Stored records
○ ○ ○

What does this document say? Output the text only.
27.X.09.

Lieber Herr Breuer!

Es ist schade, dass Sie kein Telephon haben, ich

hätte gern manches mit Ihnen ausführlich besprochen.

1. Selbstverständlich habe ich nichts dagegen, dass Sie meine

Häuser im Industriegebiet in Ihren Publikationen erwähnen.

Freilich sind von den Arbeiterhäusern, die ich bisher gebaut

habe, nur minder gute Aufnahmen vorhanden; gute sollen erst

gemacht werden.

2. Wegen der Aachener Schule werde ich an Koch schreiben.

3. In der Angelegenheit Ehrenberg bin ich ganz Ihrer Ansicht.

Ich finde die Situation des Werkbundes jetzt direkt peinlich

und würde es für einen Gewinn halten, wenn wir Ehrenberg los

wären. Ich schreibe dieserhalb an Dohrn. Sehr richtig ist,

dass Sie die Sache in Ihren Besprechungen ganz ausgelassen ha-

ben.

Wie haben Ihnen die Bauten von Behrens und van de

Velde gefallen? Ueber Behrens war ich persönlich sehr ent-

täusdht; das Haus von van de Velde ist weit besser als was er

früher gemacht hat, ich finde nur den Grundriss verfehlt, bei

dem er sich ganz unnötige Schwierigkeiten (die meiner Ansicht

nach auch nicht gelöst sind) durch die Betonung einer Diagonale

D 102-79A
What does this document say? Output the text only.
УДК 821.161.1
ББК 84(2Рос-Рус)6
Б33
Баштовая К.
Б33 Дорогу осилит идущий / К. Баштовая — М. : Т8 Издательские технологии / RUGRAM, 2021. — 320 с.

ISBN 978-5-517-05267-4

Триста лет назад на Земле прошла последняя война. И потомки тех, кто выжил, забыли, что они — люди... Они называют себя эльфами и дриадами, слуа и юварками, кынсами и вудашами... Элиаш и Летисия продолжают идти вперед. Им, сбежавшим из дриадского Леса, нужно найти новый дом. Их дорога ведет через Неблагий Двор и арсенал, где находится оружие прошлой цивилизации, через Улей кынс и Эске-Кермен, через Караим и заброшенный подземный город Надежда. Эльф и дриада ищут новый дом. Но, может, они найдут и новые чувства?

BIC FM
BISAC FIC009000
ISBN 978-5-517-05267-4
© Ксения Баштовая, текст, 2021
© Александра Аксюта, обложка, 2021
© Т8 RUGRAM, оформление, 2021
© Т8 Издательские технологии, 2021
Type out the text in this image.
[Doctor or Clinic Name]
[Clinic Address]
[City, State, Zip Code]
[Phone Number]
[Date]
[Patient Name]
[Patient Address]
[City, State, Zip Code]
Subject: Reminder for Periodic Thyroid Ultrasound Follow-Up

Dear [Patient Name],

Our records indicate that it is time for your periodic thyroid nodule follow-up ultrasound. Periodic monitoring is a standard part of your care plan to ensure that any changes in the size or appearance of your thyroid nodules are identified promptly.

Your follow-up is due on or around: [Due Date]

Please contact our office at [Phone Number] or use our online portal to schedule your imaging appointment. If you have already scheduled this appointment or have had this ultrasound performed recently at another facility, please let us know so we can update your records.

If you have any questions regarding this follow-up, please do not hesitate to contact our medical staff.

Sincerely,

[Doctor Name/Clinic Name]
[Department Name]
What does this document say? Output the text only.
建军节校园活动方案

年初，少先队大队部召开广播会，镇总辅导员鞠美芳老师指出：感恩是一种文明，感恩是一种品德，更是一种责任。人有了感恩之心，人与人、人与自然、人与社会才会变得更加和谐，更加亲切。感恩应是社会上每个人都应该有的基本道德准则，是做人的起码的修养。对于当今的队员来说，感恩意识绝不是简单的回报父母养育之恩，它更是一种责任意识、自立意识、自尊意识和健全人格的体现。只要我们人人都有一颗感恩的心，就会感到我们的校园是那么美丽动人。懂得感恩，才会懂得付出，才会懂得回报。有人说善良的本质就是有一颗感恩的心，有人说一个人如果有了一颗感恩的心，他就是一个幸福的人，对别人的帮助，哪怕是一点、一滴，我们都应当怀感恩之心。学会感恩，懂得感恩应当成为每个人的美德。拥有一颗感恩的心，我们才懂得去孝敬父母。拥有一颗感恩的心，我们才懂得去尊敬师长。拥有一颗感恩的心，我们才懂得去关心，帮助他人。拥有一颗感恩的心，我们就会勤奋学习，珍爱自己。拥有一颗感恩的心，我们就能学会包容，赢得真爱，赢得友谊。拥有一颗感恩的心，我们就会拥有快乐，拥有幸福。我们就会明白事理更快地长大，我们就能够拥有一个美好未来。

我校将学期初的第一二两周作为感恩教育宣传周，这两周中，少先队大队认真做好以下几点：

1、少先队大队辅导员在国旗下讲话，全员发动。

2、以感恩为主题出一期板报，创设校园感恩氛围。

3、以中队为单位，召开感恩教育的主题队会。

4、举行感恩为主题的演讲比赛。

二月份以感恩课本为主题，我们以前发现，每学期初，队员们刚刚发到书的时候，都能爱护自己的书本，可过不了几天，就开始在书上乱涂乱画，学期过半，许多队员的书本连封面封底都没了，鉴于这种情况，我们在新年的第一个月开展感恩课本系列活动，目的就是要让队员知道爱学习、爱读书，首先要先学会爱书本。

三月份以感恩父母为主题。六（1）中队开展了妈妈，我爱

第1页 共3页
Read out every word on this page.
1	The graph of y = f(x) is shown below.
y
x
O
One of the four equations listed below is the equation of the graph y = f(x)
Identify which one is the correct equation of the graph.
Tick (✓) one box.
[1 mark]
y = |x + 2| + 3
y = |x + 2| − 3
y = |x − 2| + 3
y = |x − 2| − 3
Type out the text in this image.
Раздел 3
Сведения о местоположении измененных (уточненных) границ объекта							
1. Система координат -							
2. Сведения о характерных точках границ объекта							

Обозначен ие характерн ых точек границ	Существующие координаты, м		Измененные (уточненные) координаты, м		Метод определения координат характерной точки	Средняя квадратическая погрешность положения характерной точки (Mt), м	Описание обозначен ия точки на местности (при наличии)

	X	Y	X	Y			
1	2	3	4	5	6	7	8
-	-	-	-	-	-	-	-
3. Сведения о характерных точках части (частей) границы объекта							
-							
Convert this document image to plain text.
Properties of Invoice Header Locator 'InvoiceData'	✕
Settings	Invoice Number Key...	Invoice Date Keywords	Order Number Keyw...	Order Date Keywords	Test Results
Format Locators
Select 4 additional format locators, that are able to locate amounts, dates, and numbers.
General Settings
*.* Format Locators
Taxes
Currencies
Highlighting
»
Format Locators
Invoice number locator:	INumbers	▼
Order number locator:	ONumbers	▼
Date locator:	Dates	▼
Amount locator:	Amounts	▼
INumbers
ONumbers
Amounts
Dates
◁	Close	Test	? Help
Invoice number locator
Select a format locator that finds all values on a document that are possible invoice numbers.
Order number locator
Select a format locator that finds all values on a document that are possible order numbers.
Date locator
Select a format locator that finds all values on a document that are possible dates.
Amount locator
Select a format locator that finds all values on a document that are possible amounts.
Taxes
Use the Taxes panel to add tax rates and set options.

○ ○ ○

Return all of the data exactly as it reads.

What does this document say? Output the text only.
27.X.09.

Lieber Herr Breuer!

Es ist schade, dass Sie kein Telephon haben, ich

hätte gern manches mit Ihnen ausführlich besprochen.

1. Selbstverständlich habe ich nichts dagegen, dass Sie meine

Häuser im Industriegebiet in Ihren Publikationen erwähnen.

Freilich sind von den Arbeiterhäusern, die ich bisher gebaut

habe, nur minder gute Aufnahmen vorhanden; gute sollen erst

gemacht werden.

2. Wegen der Aachener Schule werde ich an Koch schreiben.

3. In der Angelegenheit Ehrenberg bin ich ganz Ihrer Ansicht.

Ich finde die Situation des Werkbundes jetzt direkt peinlich

und würde es für einen Gewinn halten, wenn wir Ehrenberg los

wären. Ich schreibe dieserhalb an Dohrn. Sehr richtig ist,

dass Sie die Sache in Ihren Besprechungen ganz ausgelassen ha-

ben.

Wie haben Ihnen die Bauten von Behrens und van de

Velde gefallen? Ueber Behrens war ich persönlich sehr ent-

täusdht; das Haus von van de Velde ist weit besser als was er

früher gemacht hat, ich finde nur den Grundriss verfehlt, bei

dem er sich ganz unnötige Schwierigkeiten (die meiner Ansicht

nach auch nicht gelöst sind) durch die Betonung einer Diagonale

D 102-79A
What does this document say? Output the text only.
УДК 821.161.1
ББК 84(2Рос-Рус)6
Б33
Баштовая К.
Б33 Дорогу осилит идущий / К. Баштовая — М. : Т8 Издательские технологии / RUGRAM, 2021. — 320 с.

ISBN 978-5-517-05267-4

Триста лет назад на Земле прошла последняя война. И потомки тех, кто выжил, забыли, что они — люди... Они называют себя эльфами и дриадами, слуа и юварками, кынсами и вудашами... Элиаш и Летисия продолжают идти вперед. Им, сбежавшим из дриадского Леса, нужно найти новый дом. Их дорога ведет через Неблагий Двор и арсенал, где находится оружие прошлой цивилизации, через Улей кынс и Эске-Кермен, через Караим и заброшенный подземный город Надежда. Эльф и дриада ищут новый дом. Но, может, они найдут и новые чувства?

BIC FM
BISAC FIC009000
ISBN 978-5-517-05267-4
© Ксения Баштовая, текст, 2021
© Александра Аксюта, обложка, 2021
© Т8 RUGRAM, оформление, 2021
© Т8 Издательские технологии, 2021
Type out the text in this image.
[Doctor or Clinic Name]
[Clinic Address]
[City, State, Zip Code]
[Phone Number]
[Date]
[Patient Name]
[Patient Address]
[City, State, Zip Code]
Subject: Reminder for Periodic Thyroid Ultrasound Follow-Up

Dear [Patient Name],

Our records indicate that it is time for your periodic thyroid nodule follow-up ultrasound. Periodic monitoring is a standard part of your care plan to ensure that any changes in the size or appearance of your thyroid nodules are identified promptly.

Your follow-up is due on or around: [Due Date]

Please contact our office at [Phone Number] or use our online portal to schedule your imaging appointment. If you have already scheduled this appointment or have had this ultrasound performed recently at another facility, please let us know so we can update your records.

If you have any questions regarding this follow-up, please do not hesitate to contact our medical staff.

Sincerely,

[Doctor Name/Clinic Name]
[Department Name]
What does this document say? Output the text only.
建军节校园活动方案

年初，少先队大队部召开广播会，镇总辅导员鞠美芳老师指出：感恩是一种文明，感恩是一种品德，更是一种责任。人有了感恩之心，人与人、人与自然、人与社会才会变得更加和谐，更加亲切。感恩应是社会上每个人都应该有的基本道德准则，是做人的起码的修养。对于当今的队员来说，感恩意识绝不是简单的回报父母养育之恩，它更是一种责任意识、自立意识、自尊意识和健全人格的体现。只要我们人人都有一颗感恩的心，就会感到我们的校园是那么美丽动人。懂得感恩，才会懂得付出，才会懂得回报。有人说善良的本质就是有一颗感恩的心，有人说一个人如果有了一颗感恩的心，他就是一个幸福的人，对别人的帮助，哪怕是一点、一滴，我们都应当怀感恩之心。学会感恩，懂得感恩应当成为每个人的美德。拥有一颗感恩的心，我们才懂得去孝敬父母。拥有一颗感恩的心，我们才懂得去尊敬师长。拥有一颗感恩的心，我们才懂得去关心，帮助他人。拥有一颗感恩的心，我们就会勤奋学习，珍爱自己。拥有一颗感恩的心，我们就能学会包容，赢得真爱，赢得友谊。拥有一颗感恩的心，我们就会拥有快乐，拥有幸福。我们就会明白事理更快地长大，我们就能够拥有一个美好未来。

我校将学期初的第一二两周作为感恩教育宣传周，这两周中，少先队大队认真做好以下几点：

1、少先队大队辅导员在国旗下讲话，全员发动。

2、以感恩为主题出一期板报，创设校园感恩氛围。

3、以中队为单位，召开感恩教育的主题队会。

4、举行感恩为主题的演讲比赛。

二月份以感恩课本为主题，我们以前发现，每学期初，队员们刚刚发到书的时候，都能爱护自己的书本，可过不了几天，就开始在书上乱涂乱画，学期过半，许多队员的书本连封面封底都没了，鉴于这种情况，我们在新年的第一个月开展感恩课本系列活动，目的就是要让队员知道爱学习、爱读书，首先要先学会爱书本。

三月份以感恩父母为主题。六（1）中队开展了妈妈，我爱

第1页 共3页
Read out every word on this page.
1	The graph of y = f(x) is shown below.
y
x
O
One of the four equations listed below is the equation of the graph y = f(x)
Identify which one is the correct equation of the graph.
Tick (✓) one box.
[1 mark]
y = |x + 2| + 3
y = |x + 2| − 3
y = |x − 2| + 3
y = |x − 2| − 3
Type out the text in this image.
Раздел 3
Сведения о местоположении измененных (уточненных) границ объекта							
1. Система координат -							
2. Сведения о характерных точках границ объекта							

Обозначен ие характерн ых точек границ	Существующие координаты, м		Измененные (уточненные) координаты, м		Метод определения координат характерной точки	Средняя квадратическая погрешность положения характерной точки (Mt), м	Описание обозначен ия точки на местности (при наличии)

	X	Y	X	Y			
1	2	3	4	5	6	7	8
-	-	-	-	-	-	-	-
3. Сведения о характерных точках части (частей) границы объекта							
-							
Convert this document image to plain text.
Properties of Invoice Header Locator 'InvoiceData'	✕
Settings	Invoice Number Key...	Invoice Date Keywords	Order Number Keyw...	Order Date Keywords	Test Results
Format Locators
Select 4 additional format locators, that are able to locate amounts, dates, and numbers.
General Settings
*.* Format Locators
Taxes
Currencies
Highlighting
»
Format Locators
Invoice number locator:	INumbers	▼
Order number locator:	ONumbers	▼
Date locator:	Dates	▼
Amount locator:	Amounts	▼
INumbers
ONumbers
Amounts
Dates
◁	Close	Test	? Help
Invoice number locator
Select a format locator that finds all values on a document that are possible invoice numbers.
Order number locator
Select a format locator that finds all values on a document that are possible order numbers.
Date locator
Select a format locator that finds all values on a document that are possible dates.
Amount locator
Select a format locator that finds all values on a document that are possible amounts.
Taxes
Use the Taxes panel to add tax rates and set options.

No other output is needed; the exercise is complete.